Return all lines that include the string "Daha".
------------------------
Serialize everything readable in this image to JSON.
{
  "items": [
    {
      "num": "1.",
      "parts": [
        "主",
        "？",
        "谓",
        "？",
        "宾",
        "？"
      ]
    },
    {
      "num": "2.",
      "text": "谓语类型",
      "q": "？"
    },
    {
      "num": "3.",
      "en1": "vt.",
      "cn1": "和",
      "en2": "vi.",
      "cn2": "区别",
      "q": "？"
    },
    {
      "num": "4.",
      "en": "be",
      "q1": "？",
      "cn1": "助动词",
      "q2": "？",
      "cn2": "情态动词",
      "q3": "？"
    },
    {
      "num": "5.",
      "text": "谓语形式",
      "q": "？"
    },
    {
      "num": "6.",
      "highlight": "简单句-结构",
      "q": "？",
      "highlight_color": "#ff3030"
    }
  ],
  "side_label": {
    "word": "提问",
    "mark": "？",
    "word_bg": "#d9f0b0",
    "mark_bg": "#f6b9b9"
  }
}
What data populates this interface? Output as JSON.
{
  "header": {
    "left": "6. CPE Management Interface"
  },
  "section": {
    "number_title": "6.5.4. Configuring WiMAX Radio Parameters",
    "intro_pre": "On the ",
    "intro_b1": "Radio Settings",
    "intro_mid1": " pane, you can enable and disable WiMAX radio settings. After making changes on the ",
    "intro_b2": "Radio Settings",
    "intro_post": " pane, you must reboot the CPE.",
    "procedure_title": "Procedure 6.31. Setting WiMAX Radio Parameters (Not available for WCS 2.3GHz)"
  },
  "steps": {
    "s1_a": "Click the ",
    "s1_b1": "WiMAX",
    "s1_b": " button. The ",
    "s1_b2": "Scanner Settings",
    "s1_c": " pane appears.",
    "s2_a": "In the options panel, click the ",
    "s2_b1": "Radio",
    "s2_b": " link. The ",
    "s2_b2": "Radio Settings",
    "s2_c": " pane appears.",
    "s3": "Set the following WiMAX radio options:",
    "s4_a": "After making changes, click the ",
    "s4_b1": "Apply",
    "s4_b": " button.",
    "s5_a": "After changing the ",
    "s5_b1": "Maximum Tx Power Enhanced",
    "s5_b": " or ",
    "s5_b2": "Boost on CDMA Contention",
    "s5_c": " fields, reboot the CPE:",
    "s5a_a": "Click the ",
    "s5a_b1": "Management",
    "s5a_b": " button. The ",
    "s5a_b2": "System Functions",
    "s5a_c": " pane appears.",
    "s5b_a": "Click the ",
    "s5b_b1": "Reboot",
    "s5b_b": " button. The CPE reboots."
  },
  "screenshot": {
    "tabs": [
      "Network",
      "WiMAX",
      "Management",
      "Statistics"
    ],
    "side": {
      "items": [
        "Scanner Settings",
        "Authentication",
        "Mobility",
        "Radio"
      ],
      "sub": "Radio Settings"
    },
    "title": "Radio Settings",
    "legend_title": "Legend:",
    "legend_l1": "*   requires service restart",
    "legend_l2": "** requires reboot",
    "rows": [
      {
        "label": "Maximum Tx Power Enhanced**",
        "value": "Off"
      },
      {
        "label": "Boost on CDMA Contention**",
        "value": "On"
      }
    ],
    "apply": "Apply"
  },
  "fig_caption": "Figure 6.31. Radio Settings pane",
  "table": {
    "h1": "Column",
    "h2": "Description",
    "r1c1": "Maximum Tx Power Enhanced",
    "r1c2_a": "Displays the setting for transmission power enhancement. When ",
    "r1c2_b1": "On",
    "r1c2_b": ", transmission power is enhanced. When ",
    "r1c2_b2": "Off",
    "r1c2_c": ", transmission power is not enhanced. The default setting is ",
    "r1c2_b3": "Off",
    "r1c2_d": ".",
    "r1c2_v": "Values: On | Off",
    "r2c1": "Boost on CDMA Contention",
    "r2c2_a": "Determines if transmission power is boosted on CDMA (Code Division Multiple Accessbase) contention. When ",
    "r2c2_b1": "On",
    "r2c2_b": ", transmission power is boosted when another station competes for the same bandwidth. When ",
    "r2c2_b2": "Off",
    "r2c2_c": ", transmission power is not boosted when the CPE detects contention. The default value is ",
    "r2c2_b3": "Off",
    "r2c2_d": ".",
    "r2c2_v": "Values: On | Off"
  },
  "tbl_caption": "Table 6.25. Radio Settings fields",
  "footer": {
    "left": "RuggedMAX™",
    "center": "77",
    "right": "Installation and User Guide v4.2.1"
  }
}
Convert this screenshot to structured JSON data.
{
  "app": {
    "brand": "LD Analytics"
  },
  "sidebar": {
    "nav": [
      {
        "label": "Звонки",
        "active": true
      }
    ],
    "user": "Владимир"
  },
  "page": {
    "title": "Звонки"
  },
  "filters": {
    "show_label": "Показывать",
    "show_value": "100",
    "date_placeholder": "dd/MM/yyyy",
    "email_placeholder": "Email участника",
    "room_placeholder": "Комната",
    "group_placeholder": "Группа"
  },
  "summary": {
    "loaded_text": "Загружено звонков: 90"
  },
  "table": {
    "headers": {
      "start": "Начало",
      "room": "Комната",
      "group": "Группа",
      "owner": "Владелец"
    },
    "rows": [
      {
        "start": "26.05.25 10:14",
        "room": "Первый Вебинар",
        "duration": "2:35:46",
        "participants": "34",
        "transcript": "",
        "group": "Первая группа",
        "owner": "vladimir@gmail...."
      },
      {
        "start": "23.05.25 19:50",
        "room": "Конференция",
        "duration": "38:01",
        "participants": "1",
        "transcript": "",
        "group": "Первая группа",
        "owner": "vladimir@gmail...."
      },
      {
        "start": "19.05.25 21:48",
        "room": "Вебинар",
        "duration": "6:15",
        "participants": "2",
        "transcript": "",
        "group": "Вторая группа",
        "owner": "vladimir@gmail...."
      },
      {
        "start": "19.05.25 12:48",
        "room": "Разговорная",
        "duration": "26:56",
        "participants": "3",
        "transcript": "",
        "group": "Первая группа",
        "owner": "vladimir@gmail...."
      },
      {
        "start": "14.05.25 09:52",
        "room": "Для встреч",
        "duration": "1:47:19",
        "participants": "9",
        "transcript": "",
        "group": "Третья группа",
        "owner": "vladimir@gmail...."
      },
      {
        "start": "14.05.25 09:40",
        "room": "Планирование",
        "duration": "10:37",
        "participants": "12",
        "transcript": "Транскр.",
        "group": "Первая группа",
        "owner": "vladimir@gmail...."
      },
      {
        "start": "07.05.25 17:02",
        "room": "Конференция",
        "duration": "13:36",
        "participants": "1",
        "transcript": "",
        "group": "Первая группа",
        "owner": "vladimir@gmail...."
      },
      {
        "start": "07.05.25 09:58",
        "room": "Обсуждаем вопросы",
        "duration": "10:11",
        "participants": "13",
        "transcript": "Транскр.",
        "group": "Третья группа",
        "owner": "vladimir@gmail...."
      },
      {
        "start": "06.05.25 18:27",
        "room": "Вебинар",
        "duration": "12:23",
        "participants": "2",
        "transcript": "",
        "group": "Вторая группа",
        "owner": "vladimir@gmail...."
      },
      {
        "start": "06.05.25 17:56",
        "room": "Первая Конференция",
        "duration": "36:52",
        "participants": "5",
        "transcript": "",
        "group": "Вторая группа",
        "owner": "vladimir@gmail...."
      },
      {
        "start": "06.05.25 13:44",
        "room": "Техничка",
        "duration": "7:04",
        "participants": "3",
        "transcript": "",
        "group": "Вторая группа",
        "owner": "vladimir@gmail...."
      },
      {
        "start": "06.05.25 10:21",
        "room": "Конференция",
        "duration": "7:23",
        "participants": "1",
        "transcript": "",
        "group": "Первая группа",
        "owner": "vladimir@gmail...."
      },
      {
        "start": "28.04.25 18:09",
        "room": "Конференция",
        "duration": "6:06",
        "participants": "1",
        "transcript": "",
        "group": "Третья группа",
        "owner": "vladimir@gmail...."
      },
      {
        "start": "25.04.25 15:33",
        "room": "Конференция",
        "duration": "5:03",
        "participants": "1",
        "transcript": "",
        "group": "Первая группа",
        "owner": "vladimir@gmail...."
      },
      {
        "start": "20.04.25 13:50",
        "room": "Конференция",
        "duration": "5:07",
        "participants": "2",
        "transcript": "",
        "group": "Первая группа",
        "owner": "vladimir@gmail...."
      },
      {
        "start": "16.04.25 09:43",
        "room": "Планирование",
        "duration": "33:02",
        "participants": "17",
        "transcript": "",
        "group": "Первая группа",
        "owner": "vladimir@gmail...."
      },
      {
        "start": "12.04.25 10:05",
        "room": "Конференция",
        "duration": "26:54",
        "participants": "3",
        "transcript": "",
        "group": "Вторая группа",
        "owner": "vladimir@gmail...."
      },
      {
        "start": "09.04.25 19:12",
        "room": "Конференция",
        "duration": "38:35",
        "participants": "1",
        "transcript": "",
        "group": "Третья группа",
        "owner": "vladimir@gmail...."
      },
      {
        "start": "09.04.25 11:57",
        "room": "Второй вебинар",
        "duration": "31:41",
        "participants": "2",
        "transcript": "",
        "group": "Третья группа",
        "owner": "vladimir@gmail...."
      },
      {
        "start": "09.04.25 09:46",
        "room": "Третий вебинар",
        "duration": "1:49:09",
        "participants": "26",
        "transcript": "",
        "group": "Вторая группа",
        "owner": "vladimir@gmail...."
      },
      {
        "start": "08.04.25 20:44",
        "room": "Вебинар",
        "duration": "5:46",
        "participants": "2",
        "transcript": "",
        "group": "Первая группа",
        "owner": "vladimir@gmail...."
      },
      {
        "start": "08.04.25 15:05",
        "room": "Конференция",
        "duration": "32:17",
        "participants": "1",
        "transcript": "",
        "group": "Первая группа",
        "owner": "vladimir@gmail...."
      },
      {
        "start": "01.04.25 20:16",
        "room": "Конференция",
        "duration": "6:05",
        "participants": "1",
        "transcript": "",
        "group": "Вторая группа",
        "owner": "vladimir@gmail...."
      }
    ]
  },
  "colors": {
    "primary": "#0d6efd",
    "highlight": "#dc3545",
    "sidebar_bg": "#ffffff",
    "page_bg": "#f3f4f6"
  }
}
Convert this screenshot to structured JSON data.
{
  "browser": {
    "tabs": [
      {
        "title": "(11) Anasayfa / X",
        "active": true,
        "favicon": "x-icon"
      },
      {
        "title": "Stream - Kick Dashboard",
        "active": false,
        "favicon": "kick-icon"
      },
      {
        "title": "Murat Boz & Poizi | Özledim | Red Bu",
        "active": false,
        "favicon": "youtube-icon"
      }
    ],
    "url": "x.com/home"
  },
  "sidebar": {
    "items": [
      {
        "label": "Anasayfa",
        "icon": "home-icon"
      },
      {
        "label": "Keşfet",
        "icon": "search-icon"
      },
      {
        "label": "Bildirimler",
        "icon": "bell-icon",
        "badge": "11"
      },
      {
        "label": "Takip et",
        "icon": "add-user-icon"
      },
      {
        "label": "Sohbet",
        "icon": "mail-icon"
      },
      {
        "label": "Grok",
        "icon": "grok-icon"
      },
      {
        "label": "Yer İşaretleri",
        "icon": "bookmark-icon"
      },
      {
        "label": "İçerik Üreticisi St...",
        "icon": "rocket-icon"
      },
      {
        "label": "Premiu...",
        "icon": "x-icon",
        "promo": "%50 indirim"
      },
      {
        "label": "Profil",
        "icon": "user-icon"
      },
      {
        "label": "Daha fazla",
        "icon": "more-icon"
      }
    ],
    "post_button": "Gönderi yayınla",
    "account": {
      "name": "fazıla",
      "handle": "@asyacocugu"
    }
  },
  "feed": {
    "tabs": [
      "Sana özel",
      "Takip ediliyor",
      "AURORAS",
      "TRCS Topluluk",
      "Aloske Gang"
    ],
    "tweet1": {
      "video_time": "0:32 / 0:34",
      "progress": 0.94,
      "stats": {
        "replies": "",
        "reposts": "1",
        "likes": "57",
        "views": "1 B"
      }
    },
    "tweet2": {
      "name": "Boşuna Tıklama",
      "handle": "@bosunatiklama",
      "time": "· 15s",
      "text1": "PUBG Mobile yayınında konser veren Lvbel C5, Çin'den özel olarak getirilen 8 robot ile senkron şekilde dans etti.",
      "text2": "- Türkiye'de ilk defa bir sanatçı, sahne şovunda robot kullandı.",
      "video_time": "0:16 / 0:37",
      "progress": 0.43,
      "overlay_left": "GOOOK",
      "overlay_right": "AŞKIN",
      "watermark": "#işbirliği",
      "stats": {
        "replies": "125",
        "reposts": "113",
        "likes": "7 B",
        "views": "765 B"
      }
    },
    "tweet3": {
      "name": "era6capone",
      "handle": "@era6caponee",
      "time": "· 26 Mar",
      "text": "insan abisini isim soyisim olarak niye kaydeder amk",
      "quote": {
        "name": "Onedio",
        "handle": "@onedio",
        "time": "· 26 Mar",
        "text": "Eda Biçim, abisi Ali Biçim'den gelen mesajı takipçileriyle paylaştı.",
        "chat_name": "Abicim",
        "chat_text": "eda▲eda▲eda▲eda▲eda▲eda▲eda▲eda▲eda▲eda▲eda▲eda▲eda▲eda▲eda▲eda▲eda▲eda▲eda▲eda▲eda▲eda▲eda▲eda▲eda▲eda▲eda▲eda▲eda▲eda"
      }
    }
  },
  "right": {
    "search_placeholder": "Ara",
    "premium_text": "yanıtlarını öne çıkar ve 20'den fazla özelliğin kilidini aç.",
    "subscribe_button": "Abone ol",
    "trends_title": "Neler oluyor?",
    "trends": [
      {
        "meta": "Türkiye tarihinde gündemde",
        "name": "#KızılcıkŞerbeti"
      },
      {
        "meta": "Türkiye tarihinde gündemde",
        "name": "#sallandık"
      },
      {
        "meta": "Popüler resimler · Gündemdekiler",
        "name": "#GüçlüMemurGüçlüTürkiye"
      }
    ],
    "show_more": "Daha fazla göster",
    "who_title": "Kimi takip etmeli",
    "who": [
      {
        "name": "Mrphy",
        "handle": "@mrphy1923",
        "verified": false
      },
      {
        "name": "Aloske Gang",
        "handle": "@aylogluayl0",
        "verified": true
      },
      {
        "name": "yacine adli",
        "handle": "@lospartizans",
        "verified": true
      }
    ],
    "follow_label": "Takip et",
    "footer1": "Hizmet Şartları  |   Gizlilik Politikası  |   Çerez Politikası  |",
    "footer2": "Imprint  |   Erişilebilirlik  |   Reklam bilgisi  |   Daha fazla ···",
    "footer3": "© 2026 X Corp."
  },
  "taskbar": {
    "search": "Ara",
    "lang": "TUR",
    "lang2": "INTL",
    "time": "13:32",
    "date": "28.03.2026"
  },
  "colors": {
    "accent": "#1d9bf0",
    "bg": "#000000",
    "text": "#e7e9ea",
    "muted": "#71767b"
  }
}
------------------------
* [Task answer]:
        "label": "Daha fazla",
    "show_more": "Daha fazla göster",
    "footer2": "Imprint  |   Erişilebilirlik  |   Reklam bilgisi  |   Daha fazla ···",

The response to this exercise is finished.